■ What you need to do: It is required that all of the data be written out exactly.

Chart and figure data
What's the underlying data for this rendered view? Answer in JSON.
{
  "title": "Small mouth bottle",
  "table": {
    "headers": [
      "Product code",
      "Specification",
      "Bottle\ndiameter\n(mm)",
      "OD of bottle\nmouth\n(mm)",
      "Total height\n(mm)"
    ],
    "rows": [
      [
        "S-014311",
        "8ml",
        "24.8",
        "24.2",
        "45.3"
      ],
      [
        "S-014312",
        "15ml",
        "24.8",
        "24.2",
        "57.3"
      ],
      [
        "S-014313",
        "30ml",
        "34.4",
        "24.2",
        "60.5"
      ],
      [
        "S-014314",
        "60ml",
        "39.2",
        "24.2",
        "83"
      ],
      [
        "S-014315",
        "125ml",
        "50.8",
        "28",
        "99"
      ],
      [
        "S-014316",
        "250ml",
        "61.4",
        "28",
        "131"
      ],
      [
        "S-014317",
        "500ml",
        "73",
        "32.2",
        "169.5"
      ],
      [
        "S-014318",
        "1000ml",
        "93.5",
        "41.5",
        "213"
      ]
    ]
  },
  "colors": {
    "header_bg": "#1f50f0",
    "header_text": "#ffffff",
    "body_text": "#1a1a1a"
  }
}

■ Response to this task:
What's the underlying data for this rendered view? Answer in JSON.
{
  "title": "Small mouth bottle",
  "table": {
    "headers": [
      "Product code",
      "Specification",
      "Bottle\ndiameter\n(mm)",
      "OD of bottle\nmouth\n(mm)",
      "Total height\n(mm)"
    ],
    "rows": [
      [
        "S-014311",
        "8ml",
        "24.8",
        "24.2",
        "45.3"
      ],
      [
        "S-014312",
        "15ml",
        "24.8",
        "24.2",
        "57.3"
      ],
      [
        "S-014313",
        "30ml",
        "34.4",
        "24.2",
        "60.5"
      ],
      [
        "S-014314",
        "60ml",
        "39.2",
        "24.2",
        "83"
      ],
      [
        "S-014315",
        "125ml",
        "50.8",
        "28",
        "99"
      ],
      [
        "S-014316",
        "250ml",
        "61.4",
        "28",
        "131"
      ],
      [
        "S-014317",
        "500ml",
        "73",
        "32.2",
        "169.5"
      ],
      [
        "S-014318",
        "1000ml",
        "93.5",
        "41.5",
        "213"
      ]
    ]
  },
  "colors": {
    "header_bg": "#1f50f0",
    "header_text": "#ffffff",
    "body_text": "#1a1a1a"
  }
}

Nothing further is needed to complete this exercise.